## Begin

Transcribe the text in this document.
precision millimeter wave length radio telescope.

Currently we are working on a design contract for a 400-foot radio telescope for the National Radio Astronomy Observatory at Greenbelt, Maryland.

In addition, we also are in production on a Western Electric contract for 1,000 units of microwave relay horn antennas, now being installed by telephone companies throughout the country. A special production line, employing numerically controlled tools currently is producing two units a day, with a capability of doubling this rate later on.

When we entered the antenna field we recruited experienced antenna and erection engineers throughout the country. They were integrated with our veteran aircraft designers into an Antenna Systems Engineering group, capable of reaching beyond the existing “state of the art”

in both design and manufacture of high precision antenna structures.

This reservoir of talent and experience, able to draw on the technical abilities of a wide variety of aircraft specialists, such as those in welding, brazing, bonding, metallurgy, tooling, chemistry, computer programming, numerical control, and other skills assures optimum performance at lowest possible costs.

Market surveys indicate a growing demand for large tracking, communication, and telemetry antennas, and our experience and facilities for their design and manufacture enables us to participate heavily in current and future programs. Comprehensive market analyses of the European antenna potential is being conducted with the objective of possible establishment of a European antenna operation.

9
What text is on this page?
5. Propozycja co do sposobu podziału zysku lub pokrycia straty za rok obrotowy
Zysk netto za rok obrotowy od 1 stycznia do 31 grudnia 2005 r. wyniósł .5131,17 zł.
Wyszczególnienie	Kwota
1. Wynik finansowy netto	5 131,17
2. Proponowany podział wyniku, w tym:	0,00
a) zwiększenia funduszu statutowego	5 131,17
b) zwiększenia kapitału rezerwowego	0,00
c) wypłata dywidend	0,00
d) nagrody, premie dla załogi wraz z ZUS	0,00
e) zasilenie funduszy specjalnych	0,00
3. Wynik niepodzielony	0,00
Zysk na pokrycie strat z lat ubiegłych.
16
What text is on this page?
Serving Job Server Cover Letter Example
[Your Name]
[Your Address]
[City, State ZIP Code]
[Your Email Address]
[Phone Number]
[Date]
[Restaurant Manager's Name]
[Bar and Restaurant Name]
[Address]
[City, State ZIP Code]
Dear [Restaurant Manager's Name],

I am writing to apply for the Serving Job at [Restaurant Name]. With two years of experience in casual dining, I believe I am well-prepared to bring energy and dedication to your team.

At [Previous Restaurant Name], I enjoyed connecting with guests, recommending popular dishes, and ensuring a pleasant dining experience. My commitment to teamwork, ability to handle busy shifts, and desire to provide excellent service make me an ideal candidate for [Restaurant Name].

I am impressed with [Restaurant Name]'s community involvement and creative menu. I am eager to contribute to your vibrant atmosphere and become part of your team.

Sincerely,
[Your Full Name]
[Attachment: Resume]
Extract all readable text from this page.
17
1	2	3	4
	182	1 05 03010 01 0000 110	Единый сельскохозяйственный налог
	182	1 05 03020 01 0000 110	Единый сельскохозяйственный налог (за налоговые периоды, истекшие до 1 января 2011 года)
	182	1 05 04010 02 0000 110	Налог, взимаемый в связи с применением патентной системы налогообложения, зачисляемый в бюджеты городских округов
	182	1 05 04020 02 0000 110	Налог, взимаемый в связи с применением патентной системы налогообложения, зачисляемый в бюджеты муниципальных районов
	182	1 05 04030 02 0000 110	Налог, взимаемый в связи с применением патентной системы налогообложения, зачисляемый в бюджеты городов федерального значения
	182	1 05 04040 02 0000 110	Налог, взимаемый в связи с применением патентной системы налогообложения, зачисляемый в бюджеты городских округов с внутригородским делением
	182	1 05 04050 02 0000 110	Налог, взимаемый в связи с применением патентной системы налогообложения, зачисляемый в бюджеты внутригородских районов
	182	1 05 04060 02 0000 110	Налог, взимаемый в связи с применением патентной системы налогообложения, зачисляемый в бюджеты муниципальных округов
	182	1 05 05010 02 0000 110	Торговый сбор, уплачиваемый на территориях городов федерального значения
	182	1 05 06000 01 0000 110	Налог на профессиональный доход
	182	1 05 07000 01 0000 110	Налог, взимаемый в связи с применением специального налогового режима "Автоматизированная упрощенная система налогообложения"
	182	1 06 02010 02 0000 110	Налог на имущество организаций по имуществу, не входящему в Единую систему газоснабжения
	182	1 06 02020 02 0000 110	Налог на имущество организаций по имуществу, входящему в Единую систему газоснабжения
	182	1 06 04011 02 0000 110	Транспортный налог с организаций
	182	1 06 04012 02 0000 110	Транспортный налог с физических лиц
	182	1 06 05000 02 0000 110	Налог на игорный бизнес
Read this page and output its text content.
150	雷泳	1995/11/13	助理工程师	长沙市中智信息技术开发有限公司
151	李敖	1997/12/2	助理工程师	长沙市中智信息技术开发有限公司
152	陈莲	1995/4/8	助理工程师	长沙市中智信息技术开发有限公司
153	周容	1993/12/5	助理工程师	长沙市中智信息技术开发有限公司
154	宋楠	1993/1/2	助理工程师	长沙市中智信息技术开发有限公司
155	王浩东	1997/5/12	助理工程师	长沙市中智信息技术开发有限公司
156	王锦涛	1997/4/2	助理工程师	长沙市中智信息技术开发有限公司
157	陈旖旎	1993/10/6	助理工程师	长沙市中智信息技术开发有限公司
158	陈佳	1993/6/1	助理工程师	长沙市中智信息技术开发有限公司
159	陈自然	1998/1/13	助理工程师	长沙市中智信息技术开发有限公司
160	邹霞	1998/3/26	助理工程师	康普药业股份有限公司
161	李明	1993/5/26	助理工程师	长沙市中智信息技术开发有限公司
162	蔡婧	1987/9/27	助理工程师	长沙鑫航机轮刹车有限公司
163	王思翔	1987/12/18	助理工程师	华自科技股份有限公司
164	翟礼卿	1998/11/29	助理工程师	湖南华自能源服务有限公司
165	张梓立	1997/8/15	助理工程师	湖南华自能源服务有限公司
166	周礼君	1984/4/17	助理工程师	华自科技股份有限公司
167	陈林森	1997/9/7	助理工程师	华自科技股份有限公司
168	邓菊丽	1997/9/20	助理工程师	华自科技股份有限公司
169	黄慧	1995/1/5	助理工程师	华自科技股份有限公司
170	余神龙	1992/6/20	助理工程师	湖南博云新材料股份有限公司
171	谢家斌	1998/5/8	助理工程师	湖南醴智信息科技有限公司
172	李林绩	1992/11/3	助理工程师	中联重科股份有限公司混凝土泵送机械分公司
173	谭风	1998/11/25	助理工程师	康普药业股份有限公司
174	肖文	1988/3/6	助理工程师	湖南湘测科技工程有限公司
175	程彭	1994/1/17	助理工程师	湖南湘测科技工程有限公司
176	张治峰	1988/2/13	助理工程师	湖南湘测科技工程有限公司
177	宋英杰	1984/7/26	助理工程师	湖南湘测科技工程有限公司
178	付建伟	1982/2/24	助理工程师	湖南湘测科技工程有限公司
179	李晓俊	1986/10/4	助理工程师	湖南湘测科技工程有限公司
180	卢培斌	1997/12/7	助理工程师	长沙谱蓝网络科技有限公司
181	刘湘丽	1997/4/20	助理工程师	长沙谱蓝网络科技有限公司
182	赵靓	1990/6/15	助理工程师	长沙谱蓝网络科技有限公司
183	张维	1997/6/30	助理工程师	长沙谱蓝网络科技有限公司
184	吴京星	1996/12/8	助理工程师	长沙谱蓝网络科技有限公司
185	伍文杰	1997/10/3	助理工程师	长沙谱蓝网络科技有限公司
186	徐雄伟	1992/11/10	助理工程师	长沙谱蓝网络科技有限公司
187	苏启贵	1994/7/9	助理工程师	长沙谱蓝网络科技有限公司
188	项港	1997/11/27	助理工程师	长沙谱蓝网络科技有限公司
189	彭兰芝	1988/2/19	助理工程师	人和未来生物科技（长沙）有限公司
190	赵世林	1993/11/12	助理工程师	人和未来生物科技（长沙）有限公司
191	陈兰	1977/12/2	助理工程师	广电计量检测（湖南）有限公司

## End

__REQUIRED WORK__
In the entries above, find every line holding the word "人和未来生物科技" and copy it out.

__OUTPUT__
189	彭兰芝	1988/2/19	助理工程师	人和未来生物科技（长沙）有限公司
190	赵世林	1993/11/12	助理工程师	人和未来生物科技（长沙）有限公司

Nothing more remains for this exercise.